TASK TO CARRY OUT | In the entries, find all lines that hold the word "eine" and copy them.

Data records |
++++++++++++++++++++
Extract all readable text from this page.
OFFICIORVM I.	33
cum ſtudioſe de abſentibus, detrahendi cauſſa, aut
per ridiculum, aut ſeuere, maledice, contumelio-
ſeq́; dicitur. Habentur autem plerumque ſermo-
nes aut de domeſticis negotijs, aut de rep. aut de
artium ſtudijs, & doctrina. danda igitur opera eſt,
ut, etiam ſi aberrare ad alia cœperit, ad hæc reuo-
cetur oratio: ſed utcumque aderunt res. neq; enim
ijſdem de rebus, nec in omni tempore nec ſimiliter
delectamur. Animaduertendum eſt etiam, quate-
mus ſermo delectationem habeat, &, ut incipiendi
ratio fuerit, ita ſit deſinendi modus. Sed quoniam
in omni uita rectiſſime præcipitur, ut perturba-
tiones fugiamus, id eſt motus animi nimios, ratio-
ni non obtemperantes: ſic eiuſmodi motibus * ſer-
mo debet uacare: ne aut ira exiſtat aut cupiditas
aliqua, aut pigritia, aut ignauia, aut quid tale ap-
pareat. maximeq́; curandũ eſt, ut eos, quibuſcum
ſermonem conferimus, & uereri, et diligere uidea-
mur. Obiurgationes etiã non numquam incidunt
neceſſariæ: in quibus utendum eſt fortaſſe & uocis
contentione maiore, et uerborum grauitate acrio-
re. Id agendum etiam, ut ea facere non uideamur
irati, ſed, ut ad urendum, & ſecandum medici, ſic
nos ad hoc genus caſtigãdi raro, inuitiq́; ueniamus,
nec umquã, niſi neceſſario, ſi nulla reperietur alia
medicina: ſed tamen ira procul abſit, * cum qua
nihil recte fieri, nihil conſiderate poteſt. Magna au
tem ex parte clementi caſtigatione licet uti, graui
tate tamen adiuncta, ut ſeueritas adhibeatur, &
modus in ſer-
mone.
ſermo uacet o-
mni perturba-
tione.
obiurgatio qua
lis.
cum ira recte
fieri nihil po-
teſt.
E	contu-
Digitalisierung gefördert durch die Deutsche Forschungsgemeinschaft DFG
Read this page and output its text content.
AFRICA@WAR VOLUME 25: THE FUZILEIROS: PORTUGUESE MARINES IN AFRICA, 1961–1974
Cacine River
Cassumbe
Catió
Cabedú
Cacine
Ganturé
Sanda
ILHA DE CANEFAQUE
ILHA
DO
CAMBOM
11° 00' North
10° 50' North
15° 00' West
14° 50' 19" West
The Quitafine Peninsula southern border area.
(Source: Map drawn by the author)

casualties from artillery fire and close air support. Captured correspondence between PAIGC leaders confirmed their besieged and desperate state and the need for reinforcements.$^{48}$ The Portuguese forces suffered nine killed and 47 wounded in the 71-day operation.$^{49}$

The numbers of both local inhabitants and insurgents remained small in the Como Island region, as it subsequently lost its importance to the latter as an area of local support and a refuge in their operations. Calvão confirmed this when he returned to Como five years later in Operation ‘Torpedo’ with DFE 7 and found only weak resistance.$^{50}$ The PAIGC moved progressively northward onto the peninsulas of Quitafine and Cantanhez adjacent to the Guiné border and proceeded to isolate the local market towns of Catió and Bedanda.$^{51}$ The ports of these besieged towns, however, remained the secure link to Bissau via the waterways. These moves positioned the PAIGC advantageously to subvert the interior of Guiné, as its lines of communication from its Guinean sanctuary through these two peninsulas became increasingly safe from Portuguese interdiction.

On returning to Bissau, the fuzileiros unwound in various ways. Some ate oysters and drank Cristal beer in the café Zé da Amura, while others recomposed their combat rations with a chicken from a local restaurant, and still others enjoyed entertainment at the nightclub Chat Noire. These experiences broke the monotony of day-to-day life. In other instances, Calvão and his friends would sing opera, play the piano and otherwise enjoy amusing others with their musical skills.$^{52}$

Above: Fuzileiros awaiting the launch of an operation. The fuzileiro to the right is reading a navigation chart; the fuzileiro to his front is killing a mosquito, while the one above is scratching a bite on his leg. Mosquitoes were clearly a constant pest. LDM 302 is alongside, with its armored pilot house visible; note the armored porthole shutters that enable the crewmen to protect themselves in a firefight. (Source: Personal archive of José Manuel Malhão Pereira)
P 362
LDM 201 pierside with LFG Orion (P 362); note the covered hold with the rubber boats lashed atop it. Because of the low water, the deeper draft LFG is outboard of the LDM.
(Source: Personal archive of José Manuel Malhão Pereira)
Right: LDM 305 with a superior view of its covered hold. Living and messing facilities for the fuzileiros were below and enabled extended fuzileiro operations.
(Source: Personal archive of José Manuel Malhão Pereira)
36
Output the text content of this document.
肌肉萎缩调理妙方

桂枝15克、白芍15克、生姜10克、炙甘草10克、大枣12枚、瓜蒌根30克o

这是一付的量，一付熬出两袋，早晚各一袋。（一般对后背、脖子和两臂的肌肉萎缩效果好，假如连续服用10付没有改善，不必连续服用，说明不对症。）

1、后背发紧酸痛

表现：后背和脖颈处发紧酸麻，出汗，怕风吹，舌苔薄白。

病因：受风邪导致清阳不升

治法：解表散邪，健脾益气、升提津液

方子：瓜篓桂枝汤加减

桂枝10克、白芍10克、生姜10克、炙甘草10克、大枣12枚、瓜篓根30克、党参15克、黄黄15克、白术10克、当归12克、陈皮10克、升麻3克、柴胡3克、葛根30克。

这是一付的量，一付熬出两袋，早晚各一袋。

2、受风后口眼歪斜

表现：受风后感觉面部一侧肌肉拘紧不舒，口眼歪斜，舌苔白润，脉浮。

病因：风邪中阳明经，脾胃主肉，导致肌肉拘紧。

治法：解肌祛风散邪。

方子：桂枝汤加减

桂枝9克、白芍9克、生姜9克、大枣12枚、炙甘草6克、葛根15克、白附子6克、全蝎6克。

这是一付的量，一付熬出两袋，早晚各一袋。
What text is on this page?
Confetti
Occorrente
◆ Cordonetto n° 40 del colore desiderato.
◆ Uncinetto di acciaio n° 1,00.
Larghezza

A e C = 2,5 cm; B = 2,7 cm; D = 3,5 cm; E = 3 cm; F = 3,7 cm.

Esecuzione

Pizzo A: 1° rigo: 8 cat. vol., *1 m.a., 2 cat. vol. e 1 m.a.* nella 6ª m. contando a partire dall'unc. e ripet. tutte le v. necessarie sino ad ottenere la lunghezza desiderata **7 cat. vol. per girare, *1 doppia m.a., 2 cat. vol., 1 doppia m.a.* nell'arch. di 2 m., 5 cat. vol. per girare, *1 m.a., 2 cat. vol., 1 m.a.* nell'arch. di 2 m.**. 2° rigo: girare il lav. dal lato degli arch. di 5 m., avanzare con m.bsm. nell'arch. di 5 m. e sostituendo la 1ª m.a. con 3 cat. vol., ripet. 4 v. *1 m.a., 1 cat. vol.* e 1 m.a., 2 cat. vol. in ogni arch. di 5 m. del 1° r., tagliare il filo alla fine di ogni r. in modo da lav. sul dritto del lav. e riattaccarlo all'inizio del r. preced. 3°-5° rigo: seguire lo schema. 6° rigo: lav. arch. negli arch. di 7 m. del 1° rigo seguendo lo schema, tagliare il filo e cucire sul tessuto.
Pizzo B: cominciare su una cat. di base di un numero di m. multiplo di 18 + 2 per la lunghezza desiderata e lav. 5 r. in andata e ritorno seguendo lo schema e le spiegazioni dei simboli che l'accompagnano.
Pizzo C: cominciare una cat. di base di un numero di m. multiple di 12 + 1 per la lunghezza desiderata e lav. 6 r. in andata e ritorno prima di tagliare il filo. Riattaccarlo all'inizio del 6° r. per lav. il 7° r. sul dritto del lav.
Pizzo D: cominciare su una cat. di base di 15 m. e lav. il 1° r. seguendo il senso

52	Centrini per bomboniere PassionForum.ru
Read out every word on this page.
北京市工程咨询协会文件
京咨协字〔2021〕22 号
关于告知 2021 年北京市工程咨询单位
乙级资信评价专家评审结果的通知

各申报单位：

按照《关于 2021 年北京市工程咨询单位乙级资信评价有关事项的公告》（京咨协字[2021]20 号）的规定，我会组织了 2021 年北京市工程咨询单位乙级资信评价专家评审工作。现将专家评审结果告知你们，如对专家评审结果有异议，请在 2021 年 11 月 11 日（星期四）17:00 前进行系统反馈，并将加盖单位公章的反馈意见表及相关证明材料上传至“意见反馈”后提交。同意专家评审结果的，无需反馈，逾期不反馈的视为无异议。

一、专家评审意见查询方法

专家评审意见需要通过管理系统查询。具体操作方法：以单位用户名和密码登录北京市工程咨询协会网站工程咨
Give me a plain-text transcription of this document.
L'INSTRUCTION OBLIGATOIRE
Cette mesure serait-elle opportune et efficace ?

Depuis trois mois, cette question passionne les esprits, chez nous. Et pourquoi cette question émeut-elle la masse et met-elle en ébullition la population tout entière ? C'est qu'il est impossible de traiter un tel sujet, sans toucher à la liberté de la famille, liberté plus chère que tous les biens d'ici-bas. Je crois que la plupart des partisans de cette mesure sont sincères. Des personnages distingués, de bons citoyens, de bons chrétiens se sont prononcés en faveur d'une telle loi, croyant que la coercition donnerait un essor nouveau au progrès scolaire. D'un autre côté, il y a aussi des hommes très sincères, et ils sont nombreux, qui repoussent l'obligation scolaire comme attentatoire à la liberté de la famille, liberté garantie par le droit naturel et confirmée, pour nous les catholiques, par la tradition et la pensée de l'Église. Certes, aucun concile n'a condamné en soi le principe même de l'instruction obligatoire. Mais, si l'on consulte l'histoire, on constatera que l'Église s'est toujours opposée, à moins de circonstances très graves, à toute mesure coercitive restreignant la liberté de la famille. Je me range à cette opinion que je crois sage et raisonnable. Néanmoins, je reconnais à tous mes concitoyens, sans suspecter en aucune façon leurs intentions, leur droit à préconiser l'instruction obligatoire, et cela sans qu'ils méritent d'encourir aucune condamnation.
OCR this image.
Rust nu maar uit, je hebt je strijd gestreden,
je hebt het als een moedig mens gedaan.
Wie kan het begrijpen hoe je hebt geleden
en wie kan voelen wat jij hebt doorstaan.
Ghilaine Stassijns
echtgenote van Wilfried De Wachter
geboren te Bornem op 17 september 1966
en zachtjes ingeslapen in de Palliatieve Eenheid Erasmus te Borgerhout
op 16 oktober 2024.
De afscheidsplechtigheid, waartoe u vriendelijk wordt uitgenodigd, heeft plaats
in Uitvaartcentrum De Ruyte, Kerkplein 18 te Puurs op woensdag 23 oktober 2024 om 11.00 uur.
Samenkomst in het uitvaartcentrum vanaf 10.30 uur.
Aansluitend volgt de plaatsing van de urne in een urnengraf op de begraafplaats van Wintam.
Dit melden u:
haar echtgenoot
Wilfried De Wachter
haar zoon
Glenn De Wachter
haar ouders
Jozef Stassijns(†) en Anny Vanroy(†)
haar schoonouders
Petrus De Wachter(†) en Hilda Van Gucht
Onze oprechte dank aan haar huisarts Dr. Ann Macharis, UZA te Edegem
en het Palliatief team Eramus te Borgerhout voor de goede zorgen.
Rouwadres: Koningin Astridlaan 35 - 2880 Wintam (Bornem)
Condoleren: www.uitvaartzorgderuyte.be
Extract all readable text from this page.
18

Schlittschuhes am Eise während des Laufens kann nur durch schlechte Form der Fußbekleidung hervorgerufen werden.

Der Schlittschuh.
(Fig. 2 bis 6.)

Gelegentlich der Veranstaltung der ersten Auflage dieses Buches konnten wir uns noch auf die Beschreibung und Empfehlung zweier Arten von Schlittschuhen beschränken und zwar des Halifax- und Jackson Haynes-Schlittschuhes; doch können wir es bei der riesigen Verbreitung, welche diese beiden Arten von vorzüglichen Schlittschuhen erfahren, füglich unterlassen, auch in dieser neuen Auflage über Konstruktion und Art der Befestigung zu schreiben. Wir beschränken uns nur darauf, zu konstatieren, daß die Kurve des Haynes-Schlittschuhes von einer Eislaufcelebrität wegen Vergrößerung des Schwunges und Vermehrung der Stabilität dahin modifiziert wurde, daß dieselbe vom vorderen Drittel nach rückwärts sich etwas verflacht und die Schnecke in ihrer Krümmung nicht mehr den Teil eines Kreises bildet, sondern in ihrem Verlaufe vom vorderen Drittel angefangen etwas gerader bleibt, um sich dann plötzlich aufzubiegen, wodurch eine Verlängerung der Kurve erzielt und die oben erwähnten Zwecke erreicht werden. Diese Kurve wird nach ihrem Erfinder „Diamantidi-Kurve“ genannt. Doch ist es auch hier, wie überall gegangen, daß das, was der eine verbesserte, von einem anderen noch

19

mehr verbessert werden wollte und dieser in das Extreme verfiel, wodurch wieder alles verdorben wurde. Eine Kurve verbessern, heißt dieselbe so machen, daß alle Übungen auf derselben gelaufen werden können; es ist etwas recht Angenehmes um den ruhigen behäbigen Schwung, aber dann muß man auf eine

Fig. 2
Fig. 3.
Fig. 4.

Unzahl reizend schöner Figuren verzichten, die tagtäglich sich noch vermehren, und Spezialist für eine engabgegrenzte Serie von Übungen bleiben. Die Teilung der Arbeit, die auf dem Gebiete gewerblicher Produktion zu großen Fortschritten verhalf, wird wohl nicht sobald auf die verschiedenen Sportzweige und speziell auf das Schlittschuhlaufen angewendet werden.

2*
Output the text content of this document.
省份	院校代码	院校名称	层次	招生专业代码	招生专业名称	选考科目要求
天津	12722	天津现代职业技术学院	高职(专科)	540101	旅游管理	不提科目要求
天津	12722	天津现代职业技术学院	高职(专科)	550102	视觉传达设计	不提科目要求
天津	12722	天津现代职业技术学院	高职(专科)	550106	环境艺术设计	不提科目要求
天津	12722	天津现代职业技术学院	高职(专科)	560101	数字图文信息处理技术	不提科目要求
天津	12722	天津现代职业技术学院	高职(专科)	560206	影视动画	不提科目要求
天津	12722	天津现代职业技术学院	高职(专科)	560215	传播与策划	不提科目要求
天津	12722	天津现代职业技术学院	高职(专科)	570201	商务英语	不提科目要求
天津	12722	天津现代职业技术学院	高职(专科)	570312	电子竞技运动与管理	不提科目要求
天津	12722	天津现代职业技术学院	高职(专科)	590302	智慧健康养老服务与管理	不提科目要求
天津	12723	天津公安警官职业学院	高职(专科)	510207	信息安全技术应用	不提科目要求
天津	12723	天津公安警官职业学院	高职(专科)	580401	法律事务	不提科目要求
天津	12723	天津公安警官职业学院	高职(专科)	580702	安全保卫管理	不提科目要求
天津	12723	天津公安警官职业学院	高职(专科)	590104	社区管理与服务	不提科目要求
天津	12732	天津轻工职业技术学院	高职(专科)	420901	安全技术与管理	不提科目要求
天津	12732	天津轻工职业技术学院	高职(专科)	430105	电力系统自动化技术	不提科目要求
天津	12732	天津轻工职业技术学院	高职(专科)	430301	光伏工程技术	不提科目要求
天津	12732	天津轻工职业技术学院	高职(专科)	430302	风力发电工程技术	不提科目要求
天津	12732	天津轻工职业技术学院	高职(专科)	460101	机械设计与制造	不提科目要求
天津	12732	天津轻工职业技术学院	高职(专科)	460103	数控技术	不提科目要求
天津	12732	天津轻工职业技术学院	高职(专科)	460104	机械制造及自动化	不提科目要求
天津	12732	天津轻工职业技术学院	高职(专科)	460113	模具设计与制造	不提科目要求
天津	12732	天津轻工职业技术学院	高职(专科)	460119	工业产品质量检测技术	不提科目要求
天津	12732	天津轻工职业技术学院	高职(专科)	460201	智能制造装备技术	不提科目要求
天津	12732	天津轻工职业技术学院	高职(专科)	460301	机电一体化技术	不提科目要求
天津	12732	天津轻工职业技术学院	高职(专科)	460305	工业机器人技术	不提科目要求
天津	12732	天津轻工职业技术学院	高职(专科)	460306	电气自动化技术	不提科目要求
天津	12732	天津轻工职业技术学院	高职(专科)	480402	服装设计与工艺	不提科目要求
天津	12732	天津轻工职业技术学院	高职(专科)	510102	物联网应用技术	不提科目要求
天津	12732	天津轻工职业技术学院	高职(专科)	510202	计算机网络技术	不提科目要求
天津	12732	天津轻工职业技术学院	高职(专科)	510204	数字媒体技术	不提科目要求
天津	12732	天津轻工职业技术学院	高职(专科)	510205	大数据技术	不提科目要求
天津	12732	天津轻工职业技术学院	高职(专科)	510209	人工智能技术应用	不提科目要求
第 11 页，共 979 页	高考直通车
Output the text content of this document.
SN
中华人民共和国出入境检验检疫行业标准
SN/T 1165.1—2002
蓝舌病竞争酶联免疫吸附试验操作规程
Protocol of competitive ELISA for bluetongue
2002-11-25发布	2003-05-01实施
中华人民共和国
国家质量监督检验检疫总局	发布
++++++++++++++++++++
TASK ANSWER |
Gelegentlich der Veranstaltung der ersten Auflage dieses Buches konnten wir uns noch auf die Beschreibung und Empfehlung zweier Arten von Schlittschuhen beschränken und zwar des Halifax- und Jackson Haynes-Schlittschuhes; doch können wir es bei der riesigen Verbreitung, welche diese beiden Arten von vorzüglichen Schlittschuhen erfahren, füglich unterlassen, auch in dieser neuen Auflage über Konstruktion und Art der Befestigung zu schreiben. Wir beschränken uns nur darauf, zu konstatieren, daß die Kurve des Haynes-Schlittschuhes von einer Eislaufcelebrität wegen Vergrößerung des Schwunges und Vermehrung der Stabilität dahin modifiziert wurde, daß dieselbe vom vorderen Drittel nach rückwärts sich etwas verflacht und die Schnecke in ihrer Krümmung nicht mehr den Teil eines Kreises bildet, sondern in ihrem Verlaufe vom vorderen Drittel angefangen etwas gerader bleibt, um sich dann plötzlich aufzubiegen, wodurch eine Verlängerung der Kurve erzielt und die oben erwähnten Zwecke erreicht werden. Diese Kurve wird nach ihrem Erfinder „Diamantidi-Kurve“ genannt. Doch ist es auch hier, wie überall gegangen, daß das, was der eine verbesserte, von einem anderen noch
mehr verbessert werden wollte und dieser in das Extreme verfiel, wodurch wieder alles verdorben wurde. Eine Kurve verbessern, heißt dieselbe so machen, daß alle Übungen auf derselben gelaufen werden können; es ist etwas recht Angenehmes um den ruhigen behäbigen Schwung, aber dann muß man auf eine
Unzahl reizend schöner Figuren verzichten, die tagtäglich sich noch vermehren, und Spezialist für eine engabgegrenzte Serie von Übungen bleiben. Die Teilung der Arbeit, die auf dem Gebiete gewerblicher Produktion zu großen Fortschritten verhalf, wird wohl nicht sobald auf die verschiedenen Sportzweige und speziell auf das Schlittschuhlaufen angewendet werden.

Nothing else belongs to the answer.